(Items from a dataset)
----
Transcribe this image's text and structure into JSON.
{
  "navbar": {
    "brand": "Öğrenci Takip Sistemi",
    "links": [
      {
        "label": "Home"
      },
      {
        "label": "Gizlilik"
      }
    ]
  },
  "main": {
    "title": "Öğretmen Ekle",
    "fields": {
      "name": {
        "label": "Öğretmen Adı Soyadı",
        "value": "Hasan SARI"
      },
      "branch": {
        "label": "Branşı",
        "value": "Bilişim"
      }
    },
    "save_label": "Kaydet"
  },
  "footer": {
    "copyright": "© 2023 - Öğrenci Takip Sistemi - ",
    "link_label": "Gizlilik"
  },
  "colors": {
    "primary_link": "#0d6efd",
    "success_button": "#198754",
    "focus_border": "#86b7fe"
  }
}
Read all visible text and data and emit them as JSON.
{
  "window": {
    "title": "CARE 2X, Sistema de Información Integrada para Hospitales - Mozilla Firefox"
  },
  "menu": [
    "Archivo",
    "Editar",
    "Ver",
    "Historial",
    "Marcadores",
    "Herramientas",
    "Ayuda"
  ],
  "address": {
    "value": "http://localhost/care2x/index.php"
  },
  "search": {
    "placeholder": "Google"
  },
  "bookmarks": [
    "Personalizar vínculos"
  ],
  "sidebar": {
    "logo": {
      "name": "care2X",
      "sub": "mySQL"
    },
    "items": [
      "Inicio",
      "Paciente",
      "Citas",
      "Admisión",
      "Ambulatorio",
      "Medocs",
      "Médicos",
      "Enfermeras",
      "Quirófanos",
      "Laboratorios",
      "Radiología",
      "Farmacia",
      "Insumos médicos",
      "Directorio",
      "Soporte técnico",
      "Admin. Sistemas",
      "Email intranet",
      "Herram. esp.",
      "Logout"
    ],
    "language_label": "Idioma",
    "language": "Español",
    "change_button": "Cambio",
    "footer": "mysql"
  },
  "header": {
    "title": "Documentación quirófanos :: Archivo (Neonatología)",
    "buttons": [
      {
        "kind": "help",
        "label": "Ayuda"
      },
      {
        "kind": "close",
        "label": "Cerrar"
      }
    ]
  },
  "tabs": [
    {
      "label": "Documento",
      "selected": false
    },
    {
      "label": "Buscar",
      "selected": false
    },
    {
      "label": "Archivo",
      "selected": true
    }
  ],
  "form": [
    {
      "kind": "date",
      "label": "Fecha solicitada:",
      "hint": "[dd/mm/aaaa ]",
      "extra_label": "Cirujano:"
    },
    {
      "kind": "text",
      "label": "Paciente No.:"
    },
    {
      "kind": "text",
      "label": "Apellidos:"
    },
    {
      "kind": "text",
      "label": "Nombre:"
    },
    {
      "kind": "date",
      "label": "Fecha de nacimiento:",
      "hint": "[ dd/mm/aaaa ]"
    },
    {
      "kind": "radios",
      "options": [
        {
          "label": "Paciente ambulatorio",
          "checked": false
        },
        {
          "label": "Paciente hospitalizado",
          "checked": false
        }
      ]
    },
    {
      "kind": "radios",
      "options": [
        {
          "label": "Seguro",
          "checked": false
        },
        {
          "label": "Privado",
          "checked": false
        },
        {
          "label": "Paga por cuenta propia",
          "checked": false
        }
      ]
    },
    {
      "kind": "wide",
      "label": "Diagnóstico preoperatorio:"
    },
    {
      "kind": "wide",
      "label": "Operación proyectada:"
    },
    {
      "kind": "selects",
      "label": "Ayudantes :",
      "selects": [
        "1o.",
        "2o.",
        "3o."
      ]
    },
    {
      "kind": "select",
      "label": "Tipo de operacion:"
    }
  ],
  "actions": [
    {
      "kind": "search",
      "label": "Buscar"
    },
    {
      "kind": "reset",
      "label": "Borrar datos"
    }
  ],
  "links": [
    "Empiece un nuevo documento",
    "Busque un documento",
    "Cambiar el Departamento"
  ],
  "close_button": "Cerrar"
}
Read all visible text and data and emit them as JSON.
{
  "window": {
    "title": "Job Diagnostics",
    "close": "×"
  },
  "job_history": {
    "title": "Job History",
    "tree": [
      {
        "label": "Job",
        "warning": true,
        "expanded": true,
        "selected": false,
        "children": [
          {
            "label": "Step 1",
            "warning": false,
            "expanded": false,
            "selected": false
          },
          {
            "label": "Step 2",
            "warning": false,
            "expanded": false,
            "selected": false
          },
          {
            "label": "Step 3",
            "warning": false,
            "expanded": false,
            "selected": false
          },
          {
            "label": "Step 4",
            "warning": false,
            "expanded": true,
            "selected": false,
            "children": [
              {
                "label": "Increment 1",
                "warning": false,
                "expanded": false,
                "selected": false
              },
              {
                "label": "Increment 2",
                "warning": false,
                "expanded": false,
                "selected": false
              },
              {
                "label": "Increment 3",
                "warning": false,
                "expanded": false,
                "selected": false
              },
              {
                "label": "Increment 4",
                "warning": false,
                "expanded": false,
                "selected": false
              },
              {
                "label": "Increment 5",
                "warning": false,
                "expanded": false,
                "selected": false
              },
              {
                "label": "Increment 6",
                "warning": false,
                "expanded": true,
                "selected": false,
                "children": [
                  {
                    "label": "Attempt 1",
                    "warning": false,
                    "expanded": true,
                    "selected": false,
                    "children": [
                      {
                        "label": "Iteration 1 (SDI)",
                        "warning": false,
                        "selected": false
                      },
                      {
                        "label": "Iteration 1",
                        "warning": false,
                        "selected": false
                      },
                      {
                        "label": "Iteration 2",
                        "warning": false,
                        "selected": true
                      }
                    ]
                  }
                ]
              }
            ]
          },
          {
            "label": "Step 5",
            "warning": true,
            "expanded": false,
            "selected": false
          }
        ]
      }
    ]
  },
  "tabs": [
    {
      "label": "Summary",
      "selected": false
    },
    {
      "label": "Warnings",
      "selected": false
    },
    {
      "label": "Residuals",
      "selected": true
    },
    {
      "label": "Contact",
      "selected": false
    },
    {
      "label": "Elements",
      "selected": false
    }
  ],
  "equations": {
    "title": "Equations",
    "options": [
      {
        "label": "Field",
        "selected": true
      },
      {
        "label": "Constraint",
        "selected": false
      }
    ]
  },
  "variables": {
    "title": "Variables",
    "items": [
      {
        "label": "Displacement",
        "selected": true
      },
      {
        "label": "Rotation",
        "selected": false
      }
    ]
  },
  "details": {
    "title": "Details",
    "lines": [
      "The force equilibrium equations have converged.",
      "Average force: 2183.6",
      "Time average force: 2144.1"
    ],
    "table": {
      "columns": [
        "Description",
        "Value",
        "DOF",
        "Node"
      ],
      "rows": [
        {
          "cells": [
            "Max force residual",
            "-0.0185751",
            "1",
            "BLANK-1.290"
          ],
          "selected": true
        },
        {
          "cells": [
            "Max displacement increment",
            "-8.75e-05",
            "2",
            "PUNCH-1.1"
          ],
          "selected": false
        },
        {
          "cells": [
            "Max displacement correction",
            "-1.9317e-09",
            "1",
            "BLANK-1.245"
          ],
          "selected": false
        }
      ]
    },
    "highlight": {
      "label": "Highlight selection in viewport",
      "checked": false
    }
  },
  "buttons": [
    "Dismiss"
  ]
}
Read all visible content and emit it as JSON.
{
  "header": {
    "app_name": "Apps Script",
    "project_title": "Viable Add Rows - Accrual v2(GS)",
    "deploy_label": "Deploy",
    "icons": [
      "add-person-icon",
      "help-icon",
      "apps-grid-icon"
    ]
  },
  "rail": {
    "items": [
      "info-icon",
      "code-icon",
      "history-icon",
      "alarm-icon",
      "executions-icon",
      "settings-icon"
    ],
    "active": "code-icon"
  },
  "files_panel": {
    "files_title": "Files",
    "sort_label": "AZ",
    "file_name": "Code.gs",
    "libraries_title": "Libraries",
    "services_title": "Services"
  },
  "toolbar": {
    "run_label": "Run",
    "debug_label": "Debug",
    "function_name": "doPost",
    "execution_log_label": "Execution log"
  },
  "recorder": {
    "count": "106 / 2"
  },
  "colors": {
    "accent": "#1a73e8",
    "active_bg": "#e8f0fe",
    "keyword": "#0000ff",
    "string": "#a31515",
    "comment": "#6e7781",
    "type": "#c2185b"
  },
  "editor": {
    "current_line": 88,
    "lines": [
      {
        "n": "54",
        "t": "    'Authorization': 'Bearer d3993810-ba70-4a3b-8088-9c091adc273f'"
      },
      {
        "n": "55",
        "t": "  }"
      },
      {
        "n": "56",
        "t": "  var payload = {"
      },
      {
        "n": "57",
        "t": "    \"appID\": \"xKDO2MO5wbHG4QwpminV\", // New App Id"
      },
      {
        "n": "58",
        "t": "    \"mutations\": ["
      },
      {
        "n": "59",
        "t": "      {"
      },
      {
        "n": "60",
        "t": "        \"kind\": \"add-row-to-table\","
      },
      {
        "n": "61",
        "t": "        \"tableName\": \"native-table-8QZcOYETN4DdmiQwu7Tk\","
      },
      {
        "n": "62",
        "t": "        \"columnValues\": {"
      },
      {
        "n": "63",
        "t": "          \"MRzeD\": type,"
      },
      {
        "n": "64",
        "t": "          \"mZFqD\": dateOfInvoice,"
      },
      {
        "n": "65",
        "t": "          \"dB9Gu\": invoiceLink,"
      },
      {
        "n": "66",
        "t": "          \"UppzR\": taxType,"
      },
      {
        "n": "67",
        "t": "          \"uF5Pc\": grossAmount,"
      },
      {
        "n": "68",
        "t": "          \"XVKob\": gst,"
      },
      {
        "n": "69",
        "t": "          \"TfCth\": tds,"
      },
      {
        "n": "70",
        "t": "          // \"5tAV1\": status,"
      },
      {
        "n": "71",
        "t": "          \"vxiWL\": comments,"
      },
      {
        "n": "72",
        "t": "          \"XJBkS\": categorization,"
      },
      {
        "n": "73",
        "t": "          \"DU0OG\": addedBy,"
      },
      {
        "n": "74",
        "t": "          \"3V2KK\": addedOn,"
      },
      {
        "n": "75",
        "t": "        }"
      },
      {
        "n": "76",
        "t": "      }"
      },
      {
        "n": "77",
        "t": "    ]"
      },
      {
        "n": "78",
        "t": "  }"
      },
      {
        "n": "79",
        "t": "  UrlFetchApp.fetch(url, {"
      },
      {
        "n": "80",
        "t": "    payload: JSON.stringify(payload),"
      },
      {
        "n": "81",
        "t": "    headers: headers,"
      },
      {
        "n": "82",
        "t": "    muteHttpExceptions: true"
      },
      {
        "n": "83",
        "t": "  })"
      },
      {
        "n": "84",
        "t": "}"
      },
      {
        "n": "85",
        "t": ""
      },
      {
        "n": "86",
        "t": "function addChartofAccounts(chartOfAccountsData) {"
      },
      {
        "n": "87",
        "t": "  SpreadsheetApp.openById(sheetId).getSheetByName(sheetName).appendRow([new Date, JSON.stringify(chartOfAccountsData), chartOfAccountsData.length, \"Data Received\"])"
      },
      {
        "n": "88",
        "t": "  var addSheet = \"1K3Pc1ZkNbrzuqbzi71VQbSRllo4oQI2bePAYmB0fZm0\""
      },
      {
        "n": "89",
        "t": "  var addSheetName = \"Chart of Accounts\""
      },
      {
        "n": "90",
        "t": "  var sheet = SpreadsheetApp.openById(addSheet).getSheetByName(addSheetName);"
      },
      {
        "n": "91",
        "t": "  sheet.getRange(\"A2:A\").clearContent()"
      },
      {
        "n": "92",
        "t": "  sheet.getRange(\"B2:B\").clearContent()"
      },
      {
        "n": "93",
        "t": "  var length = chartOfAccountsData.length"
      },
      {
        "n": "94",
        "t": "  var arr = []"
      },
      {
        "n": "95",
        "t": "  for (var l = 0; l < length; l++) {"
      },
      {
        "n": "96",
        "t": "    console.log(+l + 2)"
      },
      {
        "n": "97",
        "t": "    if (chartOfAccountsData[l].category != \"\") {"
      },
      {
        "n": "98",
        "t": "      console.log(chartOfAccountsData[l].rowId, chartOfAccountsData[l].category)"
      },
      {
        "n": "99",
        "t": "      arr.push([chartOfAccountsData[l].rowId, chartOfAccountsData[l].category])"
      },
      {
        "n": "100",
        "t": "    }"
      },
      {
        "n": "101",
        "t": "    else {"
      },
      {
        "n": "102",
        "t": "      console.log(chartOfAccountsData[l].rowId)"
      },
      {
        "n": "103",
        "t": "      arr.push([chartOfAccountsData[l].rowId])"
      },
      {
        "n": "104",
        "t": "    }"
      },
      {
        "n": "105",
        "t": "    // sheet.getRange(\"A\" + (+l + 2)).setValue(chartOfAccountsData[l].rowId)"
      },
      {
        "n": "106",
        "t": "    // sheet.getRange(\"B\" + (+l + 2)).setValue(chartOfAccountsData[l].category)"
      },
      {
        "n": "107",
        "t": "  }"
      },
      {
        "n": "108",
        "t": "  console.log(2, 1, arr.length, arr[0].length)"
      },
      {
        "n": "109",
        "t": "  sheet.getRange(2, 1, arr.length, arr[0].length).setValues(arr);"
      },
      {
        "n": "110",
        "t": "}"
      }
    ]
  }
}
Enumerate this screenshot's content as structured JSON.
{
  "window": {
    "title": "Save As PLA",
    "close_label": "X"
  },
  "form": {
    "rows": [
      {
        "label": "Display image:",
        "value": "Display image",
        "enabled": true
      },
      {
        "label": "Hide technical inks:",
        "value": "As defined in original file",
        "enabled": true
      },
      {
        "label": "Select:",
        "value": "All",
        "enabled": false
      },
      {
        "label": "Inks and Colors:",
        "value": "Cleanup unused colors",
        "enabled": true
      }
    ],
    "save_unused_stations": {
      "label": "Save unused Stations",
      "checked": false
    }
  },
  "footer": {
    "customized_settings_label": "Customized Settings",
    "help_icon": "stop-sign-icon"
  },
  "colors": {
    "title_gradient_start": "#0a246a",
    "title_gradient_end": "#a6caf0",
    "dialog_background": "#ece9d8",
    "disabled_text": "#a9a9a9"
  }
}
----
◆ PROMPT:
Copy out every line in the entries above that holds "SpreadsheetApp".

◆ THE RESPONSE:
        "t": "  SpreadsheetApp.openById(sheetId).getSheetByName(sheetName).appendRow([new Date, JSON.stringify(chartOfAccountsData), chartOfAccountsData.length, \"Data Received\"])"
        "t": "  var sheet = SpreadsheetApp.openById(addSheet).getSheetByName(addSheetName);"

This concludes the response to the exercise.